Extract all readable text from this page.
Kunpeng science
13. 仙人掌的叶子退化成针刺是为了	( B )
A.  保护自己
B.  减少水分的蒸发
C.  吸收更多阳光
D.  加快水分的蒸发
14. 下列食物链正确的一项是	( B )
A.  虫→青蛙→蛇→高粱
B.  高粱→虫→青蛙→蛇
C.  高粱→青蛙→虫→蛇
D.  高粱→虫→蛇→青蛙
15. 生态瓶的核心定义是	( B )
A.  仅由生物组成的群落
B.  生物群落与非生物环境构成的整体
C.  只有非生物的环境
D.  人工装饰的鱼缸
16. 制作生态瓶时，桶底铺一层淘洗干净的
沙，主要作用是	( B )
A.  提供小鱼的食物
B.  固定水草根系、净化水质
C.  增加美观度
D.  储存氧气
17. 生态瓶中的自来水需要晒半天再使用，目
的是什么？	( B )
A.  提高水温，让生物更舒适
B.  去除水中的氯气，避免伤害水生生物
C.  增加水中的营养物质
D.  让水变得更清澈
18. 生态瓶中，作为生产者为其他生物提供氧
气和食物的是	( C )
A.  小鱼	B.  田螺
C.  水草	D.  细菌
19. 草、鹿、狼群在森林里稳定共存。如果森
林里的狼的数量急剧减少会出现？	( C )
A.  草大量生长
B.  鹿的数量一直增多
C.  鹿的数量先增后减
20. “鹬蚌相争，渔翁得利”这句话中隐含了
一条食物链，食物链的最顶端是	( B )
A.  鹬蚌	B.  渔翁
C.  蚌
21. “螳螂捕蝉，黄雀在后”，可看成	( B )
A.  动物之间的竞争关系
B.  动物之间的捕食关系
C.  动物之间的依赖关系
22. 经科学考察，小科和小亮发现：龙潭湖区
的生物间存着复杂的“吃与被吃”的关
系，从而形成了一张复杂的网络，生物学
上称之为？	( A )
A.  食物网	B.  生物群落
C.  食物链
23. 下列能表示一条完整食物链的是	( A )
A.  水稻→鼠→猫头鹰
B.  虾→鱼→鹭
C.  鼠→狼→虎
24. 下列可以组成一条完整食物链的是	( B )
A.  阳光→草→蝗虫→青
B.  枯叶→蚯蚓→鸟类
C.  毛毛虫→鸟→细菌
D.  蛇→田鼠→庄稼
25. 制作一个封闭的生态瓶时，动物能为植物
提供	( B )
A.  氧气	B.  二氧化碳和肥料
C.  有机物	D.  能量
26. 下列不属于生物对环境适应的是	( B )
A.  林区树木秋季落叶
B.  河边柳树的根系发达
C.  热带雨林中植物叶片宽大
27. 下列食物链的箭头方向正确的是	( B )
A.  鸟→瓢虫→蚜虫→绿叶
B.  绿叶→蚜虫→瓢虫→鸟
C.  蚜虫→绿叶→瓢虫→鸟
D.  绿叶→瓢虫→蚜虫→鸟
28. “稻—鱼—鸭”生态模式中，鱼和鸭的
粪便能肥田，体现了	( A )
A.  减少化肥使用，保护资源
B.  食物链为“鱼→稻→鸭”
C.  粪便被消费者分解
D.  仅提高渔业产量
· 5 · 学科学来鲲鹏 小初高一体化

....................

Above are some records; extract every one of them exactly.

Extract all readable text from this page.
Kunpeng science
13. 仙人掌的叶子退化成针刺是为了	( B )
A.  保护自己
B.  减少水分的蒸发
C.  吸收更多阳光
D.  加快水分的蒸发
14. 下列食物链正确的一项是	( B )
A.  虫→青蛙→蛇→高粱
B.  高粱→虫→青蛙→蛇
C.  高粱→青蛙→虫→蛇
D.  高粱→虫→蛇→青蛙
15. 生态瓶的核心定义是	( B )
A.  仅由生物组成的群落
B.  生物群落与非生物环境构成的整体
C.  只有非生物的环境
D.  人工装饰的鱼缸
16. 制作生态瓶时，桶底铺一层淘洗干净的
沙，主要作用是	( B )
A.  提供小鱼的食物
B.  固定水草根系、净化水质
C.  增加美观度
D.  储存氧气
17. 生态瓶中的自来水需要晒半天再使用，目
的是什么？	( B )
A.  提高水温，让生物更舒适
B.  去除水中的氯气，避免伤害水生生物
C.  增加水中的营养物质
D.  让水变得更清澈
18. 生态瓶中，作为生产者为其他生物提供氧
气和食物的是	( C )
A.  小鱼	B.  田螺
C.  水草	D.  细菌
19. 草、鹿、狼群在森林里稳定共存。如果森
林里的狼的数量急剧减少会出现？	( C )
A.  草大量生长
B.  鹿的数量一直增多
C.  鹿的数量先增后减
20. “鹬蚌相争，渔翁得利”这句话中隐含了
一条食物链，食物链的最顶端是	( B )
A.  鹬蚌	B.  渔翁
C.  蚌
21. “螳螂捕蝉，黄雀在后”，可看成	( B )
A.  动物之间的竞争关系
B.  动物之间的捕食关系
C.  动物之间的依赖关系
22. 经科学考察，小科和小亮发现：龙潭湖区
的生物间存着复杂的“吃与被吃”的关
系，从而形成了一张复杂的网络，生物学
上称之为？	( A )
A.  食物网	B.  生物群落
C.  食物链
23. 下列能表示一条完整食物链的是	( A )
A.  水稻→鼠→猫头鹰
B.  虾→鱼→鹭
C.  鼠→狼→虎
24. 下列可以组成一条完整食物链的是	( B )
A.  阳光→草→蝗虫→青
B.  枯叶→蚯蚓→鸟类
C.  毛毛虫→鸟→细菌
D.  蛇→田鼠→庄稼
25. 制作一个封闭的生态瓶时，动物能为植物
提供	( B )
A.  氧气	B.  二氧化碳和肥料
C.  有机物	D.  能量
26. 下列不属于生物对环境适应的是	( B )
A.  林区树木秋季落叶
B.  河边柳树的根系发达
C.  热带雨林中植物叶片宽大
27. 下列食物链的箭头方向正确的是	( B )
A.  鸟→瓢虫→蚜虫→绿叶
B.  绿叶→蚜虫→瓢虫→鸟
C.  蚜虫→绿叶→瓢虫→鸟
D.  绿叶→瓢虫→蚜虫→鸟
28. “稻—鱼—鸭”生态模式中，鱼和鸭的
粪便能肥田，体现了	( A )
A.  减少化肥使用，保护资源
B.  食物链为“鱼→稻→鸭”
C.  粪便被消费者分解
D.  仅提高渔业产量
· 5 · 学科学来鲲鹏 小初高一体化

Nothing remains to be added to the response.